GIVEN PROBLEM:
Every line that holds the string "Silver" is to be identified and copied.

════════

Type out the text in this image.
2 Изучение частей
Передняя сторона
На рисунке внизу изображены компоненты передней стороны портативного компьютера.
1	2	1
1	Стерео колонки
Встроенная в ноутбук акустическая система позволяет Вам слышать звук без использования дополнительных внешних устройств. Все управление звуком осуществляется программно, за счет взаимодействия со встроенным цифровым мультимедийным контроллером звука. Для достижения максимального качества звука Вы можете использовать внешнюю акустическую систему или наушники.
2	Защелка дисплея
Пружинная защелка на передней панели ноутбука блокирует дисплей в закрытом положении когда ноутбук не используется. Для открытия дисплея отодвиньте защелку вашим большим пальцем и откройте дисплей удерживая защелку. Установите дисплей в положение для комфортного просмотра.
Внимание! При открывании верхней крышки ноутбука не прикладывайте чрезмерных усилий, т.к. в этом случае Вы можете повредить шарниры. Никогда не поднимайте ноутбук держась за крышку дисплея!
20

════════

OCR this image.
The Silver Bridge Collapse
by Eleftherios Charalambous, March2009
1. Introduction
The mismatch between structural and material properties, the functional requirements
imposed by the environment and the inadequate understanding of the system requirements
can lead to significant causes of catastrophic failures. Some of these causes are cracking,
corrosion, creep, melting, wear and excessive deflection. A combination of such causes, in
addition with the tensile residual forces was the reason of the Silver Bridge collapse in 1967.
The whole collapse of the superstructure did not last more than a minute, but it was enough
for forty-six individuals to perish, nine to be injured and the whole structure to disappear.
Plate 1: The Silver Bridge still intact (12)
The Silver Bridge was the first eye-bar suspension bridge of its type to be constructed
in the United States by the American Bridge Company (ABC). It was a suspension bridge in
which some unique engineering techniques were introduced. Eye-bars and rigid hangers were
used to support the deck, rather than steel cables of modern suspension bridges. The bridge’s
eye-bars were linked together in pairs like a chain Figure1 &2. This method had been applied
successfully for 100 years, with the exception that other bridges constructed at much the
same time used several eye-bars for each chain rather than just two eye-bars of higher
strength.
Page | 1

════════

SOLUTION BELOW:
The Silver Bridge Collapse
addition with the tensile residual forces was the reason of the Silver Bridge collapse in 1967.
Plate 1: The Silver Bridge still intact (12)
The Silver Bridge was the first eye-bar suspension bridge of its type to be constructed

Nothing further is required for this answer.